» **EXERCISE INSTRUCTIONS**: In the listing below, find every line containing "ylabel" and copy it out.

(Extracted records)
------------------------------------------------------------------------
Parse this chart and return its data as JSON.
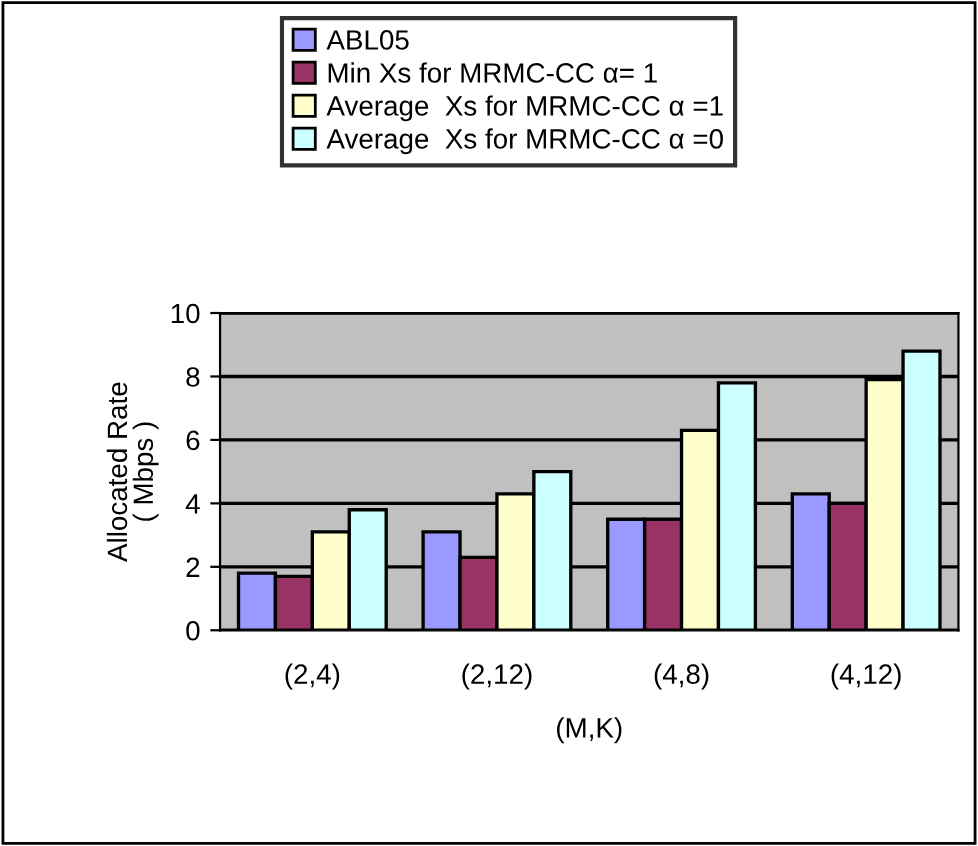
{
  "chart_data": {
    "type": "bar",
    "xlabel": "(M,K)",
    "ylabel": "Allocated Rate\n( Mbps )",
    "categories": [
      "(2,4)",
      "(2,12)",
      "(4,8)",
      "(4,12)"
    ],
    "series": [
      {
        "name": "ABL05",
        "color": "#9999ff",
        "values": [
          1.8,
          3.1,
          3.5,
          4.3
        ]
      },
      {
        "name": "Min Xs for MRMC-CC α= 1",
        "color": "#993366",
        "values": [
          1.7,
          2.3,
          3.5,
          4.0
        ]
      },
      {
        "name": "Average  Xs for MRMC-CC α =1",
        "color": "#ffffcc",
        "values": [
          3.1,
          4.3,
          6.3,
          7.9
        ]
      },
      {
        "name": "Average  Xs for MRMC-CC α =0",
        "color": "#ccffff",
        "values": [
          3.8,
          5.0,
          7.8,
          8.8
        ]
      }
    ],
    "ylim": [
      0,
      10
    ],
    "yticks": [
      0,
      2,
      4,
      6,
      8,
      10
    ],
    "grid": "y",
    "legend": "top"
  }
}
------------------------------------------------------------------------
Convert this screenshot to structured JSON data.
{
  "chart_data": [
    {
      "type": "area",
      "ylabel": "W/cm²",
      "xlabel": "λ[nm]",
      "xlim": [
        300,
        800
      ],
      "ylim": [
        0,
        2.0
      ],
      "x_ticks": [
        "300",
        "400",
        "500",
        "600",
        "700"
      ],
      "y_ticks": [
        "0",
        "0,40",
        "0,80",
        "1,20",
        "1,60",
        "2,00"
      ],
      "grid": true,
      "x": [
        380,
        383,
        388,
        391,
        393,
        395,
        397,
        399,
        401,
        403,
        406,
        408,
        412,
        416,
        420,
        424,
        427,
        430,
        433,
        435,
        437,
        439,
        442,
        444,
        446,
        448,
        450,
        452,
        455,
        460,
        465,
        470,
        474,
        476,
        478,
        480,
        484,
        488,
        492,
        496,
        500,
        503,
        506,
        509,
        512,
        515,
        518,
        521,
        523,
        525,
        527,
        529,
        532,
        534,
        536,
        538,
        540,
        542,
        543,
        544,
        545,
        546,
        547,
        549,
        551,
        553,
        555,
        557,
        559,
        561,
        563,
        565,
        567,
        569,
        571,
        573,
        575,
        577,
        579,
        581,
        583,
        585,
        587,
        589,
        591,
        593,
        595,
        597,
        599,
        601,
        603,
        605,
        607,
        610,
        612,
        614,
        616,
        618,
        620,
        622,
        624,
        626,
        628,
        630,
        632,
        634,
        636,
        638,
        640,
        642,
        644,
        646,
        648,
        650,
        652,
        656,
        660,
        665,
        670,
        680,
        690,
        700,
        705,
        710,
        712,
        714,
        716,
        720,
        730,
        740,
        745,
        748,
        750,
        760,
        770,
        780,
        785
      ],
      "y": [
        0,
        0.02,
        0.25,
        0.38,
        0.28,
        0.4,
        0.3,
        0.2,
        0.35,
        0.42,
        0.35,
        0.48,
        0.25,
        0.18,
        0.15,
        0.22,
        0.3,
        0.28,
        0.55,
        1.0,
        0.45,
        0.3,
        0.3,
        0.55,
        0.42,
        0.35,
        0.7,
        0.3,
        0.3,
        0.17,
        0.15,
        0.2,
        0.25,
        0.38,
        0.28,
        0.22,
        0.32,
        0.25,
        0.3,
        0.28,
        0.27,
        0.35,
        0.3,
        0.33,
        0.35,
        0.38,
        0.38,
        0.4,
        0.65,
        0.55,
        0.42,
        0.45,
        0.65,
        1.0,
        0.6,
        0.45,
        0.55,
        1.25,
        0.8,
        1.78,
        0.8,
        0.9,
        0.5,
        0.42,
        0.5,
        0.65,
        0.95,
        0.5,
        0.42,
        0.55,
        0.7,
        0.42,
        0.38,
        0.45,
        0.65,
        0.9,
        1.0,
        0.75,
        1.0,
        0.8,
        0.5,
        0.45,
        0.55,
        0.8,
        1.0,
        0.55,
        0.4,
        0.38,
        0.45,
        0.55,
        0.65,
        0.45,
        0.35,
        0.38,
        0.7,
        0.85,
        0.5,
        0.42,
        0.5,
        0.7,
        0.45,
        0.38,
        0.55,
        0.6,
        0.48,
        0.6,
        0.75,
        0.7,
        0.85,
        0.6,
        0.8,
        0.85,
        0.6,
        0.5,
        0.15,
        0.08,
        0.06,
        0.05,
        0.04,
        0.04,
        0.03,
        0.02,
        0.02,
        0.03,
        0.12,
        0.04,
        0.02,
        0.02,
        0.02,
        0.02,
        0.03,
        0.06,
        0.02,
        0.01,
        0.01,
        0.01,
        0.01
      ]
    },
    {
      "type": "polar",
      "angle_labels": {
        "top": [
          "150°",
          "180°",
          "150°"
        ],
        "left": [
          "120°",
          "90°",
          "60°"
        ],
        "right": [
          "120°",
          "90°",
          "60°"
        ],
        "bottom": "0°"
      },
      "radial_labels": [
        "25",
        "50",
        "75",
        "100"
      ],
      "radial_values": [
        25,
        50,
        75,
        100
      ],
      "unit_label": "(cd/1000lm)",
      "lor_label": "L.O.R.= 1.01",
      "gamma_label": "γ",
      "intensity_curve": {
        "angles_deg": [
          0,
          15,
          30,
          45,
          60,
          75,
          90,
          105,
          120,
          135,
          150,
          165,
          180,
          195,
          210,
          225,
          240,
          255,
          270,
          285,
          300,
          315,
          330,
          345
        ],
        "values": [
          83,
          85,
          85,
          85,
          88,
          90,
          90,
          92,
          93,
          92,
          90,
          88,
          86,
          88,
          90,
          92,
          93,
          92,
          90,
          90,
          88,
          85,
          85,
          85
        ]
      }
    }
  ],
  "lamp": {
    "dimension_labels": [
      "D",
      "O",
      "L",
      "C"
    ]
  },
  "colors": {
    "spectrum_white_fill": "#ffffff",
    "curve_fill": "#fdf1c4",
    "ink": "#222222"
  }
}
------------------------------------------------------------------------
» **WRITTEN ANSWER**:
    "ylabel": "Allocated Rate\n( Mbps )",
      "ylabel": "W/cm²",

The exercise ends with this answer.